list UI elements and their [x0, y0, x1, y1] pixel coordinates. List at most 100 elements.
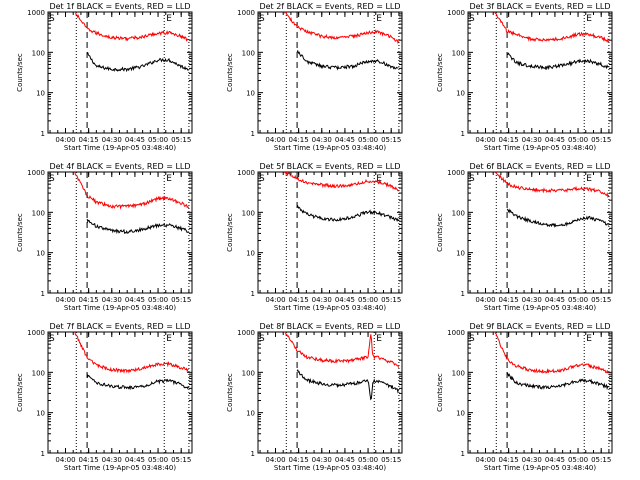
plot-frame [257, 171, 403, 294]
y-tick-label: 1 [41, 290, 45, 298]
y-tick-label: 100 [32, 49, 45, 57]
plot-frame [257, 11, 403, 134]
end-marker-label: E [376, 14, 382, 24]
x-axis-label: Start Time (19-Apr-05 03:48:40) [274, 144, 386, 152]
y-tick-label: 100 [32, 209, 45, 217]
lld-series-line [494, 332, 609, 374]
plot-frame [467, 171, 613, 294]
events-series-line [506, 52, 609, 71]
y-tick-label: 10 [246, 250, 255, 258]
x-tick-label: 04:30 [522, 136, 542, 144]
x-tick-label: 05:15 [591, 136, 611, 144]
y-tick-label: 1 [461, 290, 465, 298]
y-axis-label: Counts/sec [436, 213, 444, 252]
start-marker-label: S [49, 334, 55, 344]
y-tick-label: 1000 [447, 169, 465, 177]
x-tick-label: 04:00 [265, 456, 285, 464]
lld-series-line [494, 172, 610, 199]
events-series-line [86, 218, 189, 235]
x-tick-label: 04:30 [312, 456, 332, 464]
y-tick-label: 1 [251, 450, 255, 458]
x-axis-label: Start Time (19-Apr-05 03:48:40) [274, 464, 386, 472]
panel-3: Det 3f BLACK = Events, RED = LLD 1 10 100 10… [436, 2, 613, 152]
events-series-line [296, 368, 399, 401]
end-marker-label: E [376, 334, 382, 344]
x-tick-label: 05:15 [381, 296, 401, 304]
events-series-line [296, 49, 399, 71]
plot-frame [47, 171, 193, 294]
lld-series-line [284, 332, 400, 368]
x-axis-label: Start Time (19-Apr-05 03:48:40) [484, 144, 596, 152]
panel-title: Det 1f BLACK = Events, RED = LLD [49, 2, 190, 11]
x-tick-label: 04:00 [55, 136, 75, 144]
x-tick-label: 04:45 [125, 456, 145, 464]
x-tick-label: 04:15 [79, 296, 99, 304]
end-marker-label: E [586, 334, 592, 344]
y-tick-label: 100 [32, 369, 45, 377]
events-series-line [296, 204, 399, 223]
x-tick-label: 04:00 [55, 296, 75, 304]
x-tick-label: 04:45 [335, 296, 355, 304]
x-axis-label: Start Time (19-Apr-05 03:48:40) [64, 144, 176, 152]
y-tick-label: 10 [246, 410, 255, 418]
x-tick-label: 04:30 [522, 296, 542, 304]
x-tick-label: 05:00 [148, 456, 168, 464]
y-tick-label: 100 [242, 369, 255, 377]
x-tick-label: 05:00 [358, 136, 378, 144]
y-tick-label: 1 [41, 450, 45, 458]
lld-series-line [74, 12, 189, 42]
x-tick-label: 04:00 [55, 456, 75, 464]
y-tick-label: 100 [452, 49, 465, 57]
x-tick-label: 04:15 [79, 456, 99, 464]
x-tick-label: 05:15 [171, 296, 191, 304]
x-tick-label: 05:15 [381, 456, 401, 464]
y-axis-label: Counts/sec [16, 53, 24, 92]
end-marker-label: E [166, 14, 172, 24]
x-tick-label: 05:00 [568, 136, 588, 144]
panel-8: Det 8f BLACK = Events, RED = LLD 1 10 100 10… [226, 322, 403, 472]
end-marker-label: E [586, 174, 592, 184]
panel-9: Det 9f BLACK = Events, RED = LLD 1 10 100 10… [436, 322, 613, 472]
x-axis-label: Start Time (19-Apr-05 03:48:40) [484, 464, 596, 472]
x-tick-label: 05:15 [171, 456, 191, 464]
end-marker-label: E [166, 334, 172, 344]
x-tick-label: 05:00 [148, 136, 168, 144]
x-tick-label: 05:15 [381, 136, 401, 144]
plot-frame [257, 331, 403, 454]
y-tick-label: 100 [242, 209, 255, 217]
panel-title: Det 7f BLACK = Events, RED = LLD [49, 322, 190, 331]
plot-frame [467, 11, 613, 134]
end-marker-label: E [586, 14, 592, 24]
x-tick-label: 05:00 [148, 296, 168, 304]
plot-frame [47, 11, 193, 134]
x-tick-label: 04:30 [312, 136, 332, 144]
lld-series-line [74, 332, 189, 374]
plot-frame [467, 331, 613, 454]
x-tick-label: 05:00 [568, 456, 588, 464]
events-series-line [86, 373, 189, 391]
start-marker-label: S [49, 14, 55, 24]
y-tick-label: 10 [36, 410, 45, 418]
y-tick-label: 10 [36, 250, 45, 258]
y-tick-label: 10 [246, 90, 255, 98]
panel-5: Det 5f BLACK = Events, RED = LLD 1 10 100 10… [226, 162, 403, 312]
x-tick-label: 04:45 [125, 136, 145, 144]
x-tick-label: 04:30 [102, 136, 122, 144]
panel-2: Det 2f BLACK = Events, RED = LLD 1 10 100 10… [226, 2, 403, 152]
y-tick-label: 1000 [27, 9, 45, 17]
x-axis-label: Start Time (19-Apr-05 03:48:40) [64, 304, 176, 312]
panel-7: Det 7f BLACK = Events, RED = LLD 1 10 100 10… [16, 322, 193, 472]
y-tick-label: 1000 [237, 9, 255, 17]
y-tick-label: 100 [452, 369, 465, 377]
x-tick-label: 04:00 [265, 296, 285, 304]
y-tick-label: 1000 [27, 329, 45, 337]
x-tick-label: 04:45 [335, 136, 355, 144]
panel-title: Det 3f BLACK = Events, RED = LLD [469, 2, 610, 11]
y-axis-label: Counts/sec [16, 213, 24, 252]
x-axis-label: Start Time (19-Apr-05 03:48:40) [484, 304, 596, 312]
plot-frame [47, 331, 193, 454]
y-tick-label: 1 [251, 290, 255, 298]
end-marker-label: E [166, 174, 172, 184]
start-marker-label: S [469, 14, 475, 24]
+++
#### [What to produce]
Copy all of the data above line for line, without changing anything, and omit any pictures from your answer.

#### [Right answer]
list UI elements and their [x0, y0, x1, y1] pixel coordinates. List at most 100 elements.
plot-frame [257, 171, 403, 294]
y-tick-label: 1 [41, 290, 45, 298]
y-tick-label: 100 [32, 49, 45, 57]
plot-frame [257, 11, 403, 134]
end-marker-label: E [376, 14, 382, 24]
x-axis-label: Start Time (19-Apr-05 03:48:40) [274, 144, 386, 152]
y-tick-label: 100 [32, 209, 45, 217]
lld-series-line [494, 332, 609, 374]
plot-frame [467, 171, 613, 294]
events-series-line [506, 52, 609, 71]
y-tick-label: 10 [246, 250, 255, 258]
x-tick-label: 04:30 [522, 136, 542, 144]
x-tick-label: 05:15 [591, 136, 611, 144]
y-tick-label: 1 [461, 290, 465, 298]
y-axis-label: Counts/sec [436, 213, 444, 252]
start-marker-label: S [49, 334, 55, 344]
y-tick-label: 1000 [447, 169, 465, 177]
x-tick-label: 04:00 [265, 456, 285, 464]
lld-series-line [494, 172, 610, 199]
events-series-line [86, 218, 189, 235]
x-tick-label: 04:30 [312, 456, 332, 464]
y-tick-label: 1 [251, 450, 255, 458]
x-axis-label: Start Time (19-Apr-05 03:48:40) [274, 464, 386, 472]
panel-3: Det 3f BLACK = Events, RED = LLD 1 10 100 10… [436, 2, 613, 152]
events-series-line [296, 368, 399, 401]
end-marker-label: E [376, 334, 382, 344]
x-tick-label: 05:15 [381, 296, 401, 304]
events-series-line [296, 49, 399, 71]
plot-frame [47, 171, 193, 294]
lld-series-line [284, 332, 400, 368]
x-axis-label: Start Time (19-Apr-05 03:48:40) [484, 144, 596, 152]
panel-title: Det 1f BLACK = Events, RED = LLD [49, 2, 190, 11]
x-tick-label: 04:00 [55, 136, 75, 144]
x-tick-label: 04:45 [125, 456, 145, 464]
x-tick-label: 04:15 [79, 296, 99, 304]
end-marker-label: E [586, 334, 592, 344]
y-tick-label: 100 [32, 369, 45, 377]
events-series-line [296, 204, 399, 223]
x-tick-label: 04:00 [55, 296, 75, 304]
x-tick-label: 04:45 [335, 296, 355, 304]
x-axis-label: Start Time (19-Apr-05 03:48:40) [64, 144, 176, 152]
y-tick-label: 10 [246, 410, 255, 418]
x-tick-label: 04:30 [522, 296, 542, 304]
x-tick-label: 05:00 [148, 456, 168, 464]
y-tick-label: 100 [242, 369, 255, 377]
x-tick-label: 05:00 [358, 136, 378, 144]
y-tick-label: 1 [41, 450, 45, 458]
lld-series-line [74, 12, 189, 42]
x-tick-label: 04:00 [55, 456, 75, 464]
y-tick-label: 100 [452, 49, 465, 57]
x-tick-label: 04:15 [79, 456, 99, 464]
x-tick-label: 05:15 [171, 296, 191, 304]
x-tick-label: 05:15 [381, 456, 401, 464]
y-axis-label: Counts/sec [16, 53, 24, 92]
end-marker-label: E [166, 14, 172, 24]
x-tick-label: 05:00 [568, 136, 588, 144]
panel-8: Det 8f BLACK = Events, RED = LLD 1 10 100 10… [226, 322, 403, 472]
end-marker-label: E [586, 174, 592, 184]
panel-9: Det 9f BLACK = Events, RED = LLD 1 10 100 10… [436, 322, 613, 472]
x-axis-label: Start Time (19-Apr-05 03:48:40) [484, 464, 596, 472]
x-tick-label: 05:15 [171, 456, 191, 464]
end-marker-label: E [166, 334, 172, 344]
x-tick-label: 05:00 [148, 136, 168, 144]
x-tick-label: 05:15 [381, 136, 401, 144]
plot-frame [257, 331, 403, 454]
y-tick-label: 100 [242, 209, 255, 217]
panel-title: Det 7f BLACK = Events, RED = LLD [49, 322, 190, 331]
plot-frame [467, 11, 613, 134]
end-marker-label: E [586, 14, 592, 24]
x-tick-label: 05:00 [148, 296, 168, 304]
plot-frame [47, 11, 193, 134]
x-tick-label: 04:30 [312, 136, 332, 144]
lld-series-line [74, 332, 189, 374]
plot-frame [467, 331, 613, 454]
x-tick-label: 05:00 [568, 456, 588, 464]
events-series-line [86, 373, 189, 391]
start-marker-label: S [49, 14, 55, 24]
y-tick-label: 10 [36, 410, 45, 418]
y-tick-label: 10 [36, 250, 45, 258]
y-tick-label: 10 [246, 90, 255, 98]
panel-5: Det 5f BLACK = Events, RED = LLD 1 10 100 10… [226, 162, 403, 312]
x-tick-label: 04:45 [125, 136, 145, 144]
x-tick-label: 04:30 [102, 136, 122, 144]
panel-2: Det 2f BLACK = Events, RED = LLD 1 10 100 10… [226, 2, 403, 152]
y-tick-label: 1000 [27, 9, 45, 17]
x-axis-label: Start Time (19-Apr-05 03:48:40) [64, 304, 176, 312]
panel-7: Det 7f BLACK = Events, RED = LLD 1 10 100 10… [16, 322, 193, 472]
y-tick-label: 1000 [237, 9, 255, 17]
y-tick-label: 100 [452, 369, 465, 377]
x-tick-label: 04:00 [265, 296, 285, 304]
y-tick-label: 1000 [27, 329, 45, 337]
x-tick-label: 04:45 [335, 136, 355, 144]
panel-title: Det 3f BLACK = Events, RED = LLD [469, 2, 610, 11]
y-axis-label: Counts/sec [16, 213, 24, 252]
x-axis-label: Start Time (19-Apr-05 03:48:40) [484, 304, 596, 312]
plot-frame [47, 331, 193, 454]
y-tick-label: 1 [251, 290, 255, 298]
end-marker-label: E [166, 174, 172, 184]
start-marker-label: S [469, 14, 475, 24]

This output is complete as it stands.